• _Records provided_:
══════════════════════════════

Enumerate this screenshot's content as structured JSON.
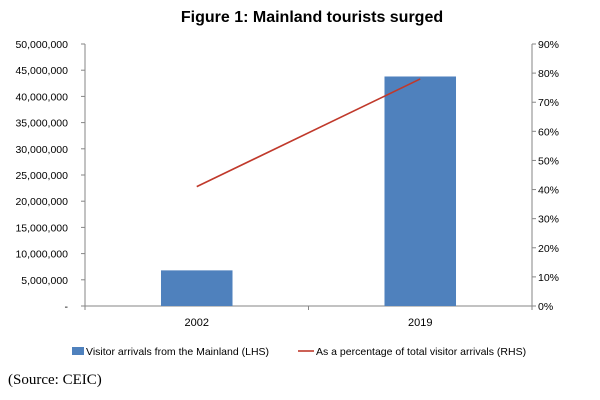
{
  "chart_data": {
    "type": "bar+line",
    "title": "Figure 1: Mainland tourists surged",
    "categories": [
      "2002",
      "2019"
    ],
    "series": [
      {
        "name": "Visitor arrivals from the Mainland (LHS)",
        "type": "bar",
        "axis": "left",
        "color": "#4f81bd",
        "values": [
          6800000,
          43800000
        ]
      },
      {
        "name": "As a percentage of total visitor arrivals (RHS)",
        "type": "line",
        "axis": "right",
        "color": "#c0392b",
        "values": [
          41,
          78
        ]
      }
    ],
    "left_axis": {
      "ylim": [
        0,
        50000000
      ],
      "ticks": [
        "-",
        "5,000,000",
        "10,000,000",
        "15,000,000",
        "20,000,000",
        "25,000,000",
        "30,000,000",
        "35,000,000",
        "40,000,000",
        "45,000,000",
        "50,000,000"
      ]
    },
    "right_axis": {
      "ylim": [
        0,
        90
      ],
      "ticks": [
        "0%",
        "10%",
        "20%",
        "30%",
        "40%",
        "50%",
        "60%",
        "70%",
        "80%",
        "90%"
      ]
    },
    "grid": false,
    "legend_position": "bottom"
  },
  "source_note": "(Source: CEIC)"
}
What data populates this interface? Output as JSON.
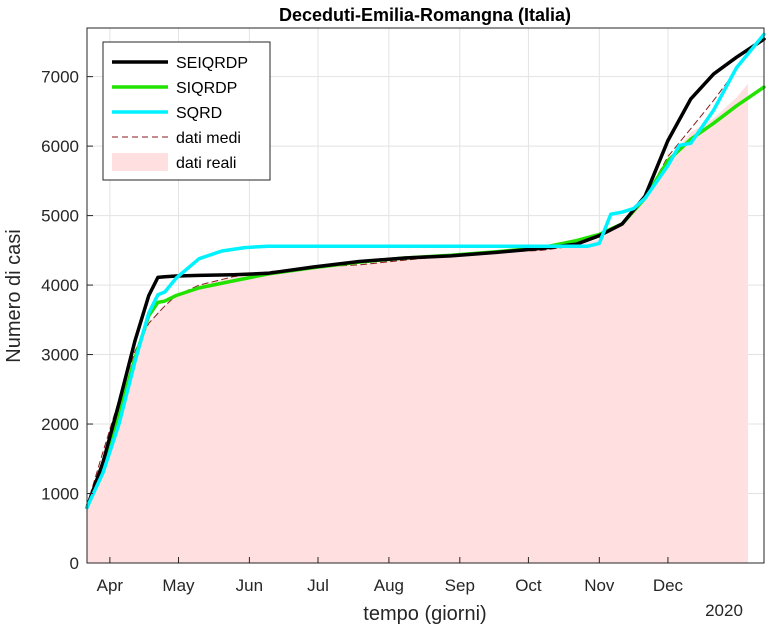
{
  "chart_data": {
    "type": "line",
    "title": "Deceduti-Emilia-Romangna (Italia)",
    "xlabel": "tempo (giorni)",
    "ylabel": "Numero di casi",
    "year_label": "2020",
    "x_tick_labels": [
      "Apr",
      "May",
      "Jun",
      "Jul",
      "Aug",
      "Sep",
      "Oct",
      "Nov",
      "Dec"
    ],
    "x_tick_days": [
      1,
      31,
      62,
      92,
      123,
      154,
      184,
      215,
      245
    ],
    "xlim_days": [
      -9,
      287
    ],
    "ylim": [
      0,
      7700
    ],
    "y_ticks": [
      0,
      1000,
      2000,
      3000,
      4000,
      5000,
      6000,
      7000
    ],
    "grid": true,
    "legend_location": "top-left",
    "series": [
      {
        "name": "SEIQRDP",
        "color": "#000000",
        "style": "solid",
        "x": [
          -9,
          -2,
          5,
          12,
          18,
          22,
          25,
          30,
          40,
          55,
          70,
          90,
          110,
          130,
          150,
          170,
          190,
          205,
          215,
          225,
          235,
          245,
          255,
          265,
          275,
          287
        ],
        "y": [
          800,
          1450,
          2300,
          3200,
          3850,
          4110,
          4120,
          4130,
          4140,
          4150,
          4170,
          4260,
          4340,
          4390,
          4420,
          4470,
          4530,
          4590,
          4710,
          4880,
          5280,
          6080,
          6680,
          7040,
          7280,
          7540
        ]
      },
      {
        "name": "SIQRDP",
        "color": "#22e300",
        "style": "solid",
        "x": [
          -9,
          -2,
          5,
          12,
          18,
          22,
          25,
          30,
          40,
          55,
          70,
          90,
          110,
          130,
          150,
          170,
          190,
          205,
          215,
          225,
          235,
          245,
          255,
          265,
          275,
          287
        ],
        "y": [
          800,
          1380,
          2150,
          2950,
          3560,
          3750,
          3770,
          3850,
          3960,
          4060,
          4160,
          4250,
          4330,
          4390,
          4430,
          4480,
          4540,
          4640,
          4730,
          4880,
          5250,
          5790,
          6100,
          6330,
          6580,
          6850
        ]
      },
      {
        "name": "SQRD",
        "color": "#00f2ff",
        "style": "solid",
        "x": [
          -9,
          -2,
          5,
          12,
          18,
          22,
          25,
          30,
          40,
          50,
          60,
          70,
          90,
          110,
          130,
          150,
          170,
          190,
          200,
          210,
          215,
          220,
          225,
          230,
          235,
          245,
          250,
          255,
          265,
          275,
          287
        ],
        "y": [
          800,
          1300,
          2000,
          2900,
          3600,
          3860,
          3900,
          4100,
          4380,
          4490,
          4540,
          4560,
          4560,
          4560,
          4560,
          4560,
          4560,
          4560,
          4560,
          4560,
          4600,
          5020,
          5050,
          5100,
          5250,
          5720,
          6010,
          6040,
          6520,
          7130,
          7610
        ]
      },
      {
        "name": "dati medi",
        "color": "#8a1a1a",
        "style": "dashed",
        "x": [
          -9,
          -2,
          5,
          12,
          18,
          25,
          30,
          40,
          55,
          70,
          90,
          110,
          130,
          150,
          170,
          190,
          205,
          215,
          225,
          235,
          245,
          255,
          265,
          275
        ],
        "y": [
          830,
          1600,
          2350,
          3050,
          3450,
          3700,
          3850,
          4000,
          4120,
          4190,
          4260,
          4290,
          4360,
          4420,
          4470,
          4500,
          4570,
          4700,
          4880,
          5250,
          5850,
          6250,
          6660,
          7100
        ]
      }
    ],
    "area_series": {
      "name": "dati reali",
      "color": "#ffdfe0",
      "x": [
        -9,
        -2,
        5,
        12,
        18,
        22,
        25,
        30,
        40,
        55,
        70,
        90,
        110,
        130,
        150,
        170,
        190,
        205,
        215,
        225,
        235,
        245,
        255,
        265,
        275,
        280
      ],
      "y": [
        800,
        1450,
        2250,
        3000,
        3450,
        3620,
        3700,
        3850,
        4000,
        4110,
        4180,
        4250,
        4290,
        4360,
        4420,
        4470,
        4500,
        4570,
        4660,
        4880,
        5250,
        5800,
        6200,
        6400,
        6700,
        6900
      ]
    }
  }
}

══════════════════════════════

• _What you will do_:
Except for the pictures, copy the material above exactly.

• _Complete answer_:
Enumerate this screenshot's content as structured JSON.
{
  "chart_data": {
    "type": "bar+line",
    "title": "Figure 1: Mainland tourists surged",
    "categories": [
      "2002",
      "2019"
    ],
    "series": [
      {
        "name": "Visitor arrivals from the Mainland (LHS)",
        "type": "bar",
        "axis": "left",
        "color": "#4f81bd",
        "values": [
          6800000,
          43800000
        ]
      },
      {
        "name": "As a percentage of total visitor arrivals (RHS)",
        "type": "line",
        "axis": "right",
        "color": "#c0392b",
        "values": [
          41,
          78
        ]
      }
    ],
    "left_axis": {
      "ylim": [
        0,
        50000000
      ],
      "ticks": [
        "-",
        "5,000,000",
        "10,000,000",
        "15,000,000",
        "20,000,000",
        "25,000,000",
        "30,000,000",
        "35,000,000",
        "40,000,000",
        "45,000,000",
        "50,000,000"
      ]
    },
    "right_axis": {
      "ylim": [
        0,
        90
      ],
      "ticks": [
        "0%",
        "10%",
        "20%",
        "30%",
        "40%",
        "50%",
        "60%",
        "70%",
        "80%",
        "90%"
      ]
    },
    "grid": false,
    "legend_position": "bottom"
  },
  "source_note": "(Source: CEIC)"
}
What data populates this interface? Output as JSON.
{
  "chart_data": {
    "type": "line",
    "title": "Deceduti-Emilia-Romangna (Italia)",
    "xlabel": "tempo (giorni)",
    "ylabel": "Numero di casi",
    "year_label": "2020",
    "x_tick_labels": [
      "Apr",
      "May",
      "Jun",
      "Jul",
      "Aug",
      "Sep",
      "Oct",
      "Nov",
      "Dec"
    ],
    "x_tick_days": [
      1,
      31,
      62,
      92,
      123,
      154,
      184,
      215,
      245
    ],
    "xlim_days": [
      -9,
      287
    ],
    "ylim": [
      0,
      7700
    ],
    "y_ticks": [
      0,
      1000,
      2000,
      3000,
      4000,
      5000,
      6000,
      7000
    ],
    "grid": true,
    "legend_location": "top-left",
    "series": [
      {
        "name": "SEIQRDP",
        "color": "#000000",
        "style": "solid",
        "x": [
          -9,
          -2,
          5,
          12,
          18,
          22,
          25,
          30,
          40,
          55,
          70,
          90,
          110,
          130,
          150,
          170,
          190,
          205,
          215,
          225,
          235,
          245,
          255,
          265,
          275,
          287
        ],
        "y": [
          800,
          1450,
          2300,
          3200,
          3850,
          4110,
          4120,
          4130,
          4140,
          4150,
          4170,
          4260,
          4340,
          4390,
          4420,
          4470,
          4530,
          4590,
          4710,
          4880,
          5280,
          6080,
          6680,
          7040,
          7280,
          7540
        ]
      },
      {
        "name": "SIQRDP",
        "color": "#22e300",
        "style": "solid",
        "x": [
          -9,
          -2,
          5,
          12,
          18,
          22,
          25,
          30,
          40,
          55,
          70,
          90,
          110,
          130,
          150,
          170,
          190,
          205,
          215,
          225,
          235,
          245,
          255,
          265,
          275,
          287
        ],
        "y": [
          800,
          1380,
          2150,
          2950,
          3560,
          3750,
          3770,
          3850,
          3960,
          4060,
          4160,
          4250,
          4330,
          4390,
          4430,
          4480,
          4540,
          4640,
          4730,
          4880,
          5250,
          5790,
          6100,
          6330,
          6580,
          6850
        ]
      },
      {
        "name": "SQRD",
        "color": "#00f2ff",
        "style": "solid",
        "x": [
          -9,
          -2,
          5,
          12,
          18,
          22,
          25,
          30,
          40,
          50,
          60,
          70,
          90,
          110,
          130,
          150,
          170,
          190,
          200,
          210,
          215,
          220,
          225,
          230,
          235,
          245,
          250,
          255,
          265,
          275,
          287
        ],
        "y": [
          800,
          1300,
          2000,
          2900,
          3600,
          3860,
          3900,
          4100,
          4380,
          4490,
          4540,
          4560,
          4560,
          4560,
          4560,
          4560,
          4560,
          4560,
          4560,
          4560,
          4600,
          5020,
          5050,
          5100,
          5250,
          5720,
          6010,
          6040,
          6520,
          7130,
          7610
        ]
      },
      {
        "name": "dati medi",
        "color": "#8a1a1a",
        "style": "dashed",
        "x": [
          -9,
          -2,
          5,
          12,
          18,
          25,
          30,
          40,
          55,
          70,
          90,
          110,
          130,
          150,
          170,
          190,
          205,
          215,
          225,
          235,
          245,
          255,
          265,
          275
        ],
        "y": [
          830,
          1600,
          2350,
          3050,
          3450,
          3700,
          3850,
          4000,
          4120,
          4190,
          4260,
          4290,
          4360,
          4420,
          4470,
          4500,
          4570,
          4700,
          4880,
          5250,
          5850,
          6250,
          6660,
          7100
        ]
      }
    ],
    "area_series": {
      "name": "dati reali",
      "color": "#ffdfe0",
      "x": [
        -9,
        -2,
        5,
        12,
        18,
        22,
        25,
        30,
        40,
        55,
        70,
        90,
        110,
        130,
        150,
        170,
        190,
        205,
        215,
        225,
        235,
        245,
        255,
        265,
        275,
        280
      ],
      "y": [
        800,
        1450,
        2250,
        3000,
        3450,
        3620,
        3700,
        3850,
        4000,
        4110,
        4180,
        4250,
        4290,
        4360,
        4420,
        4470,
        4500,
        4570,
        4660,
        4880,
        5250,
        5800,
        6200,
        6400,
        6700,
        6900
      ]
    }
  }
}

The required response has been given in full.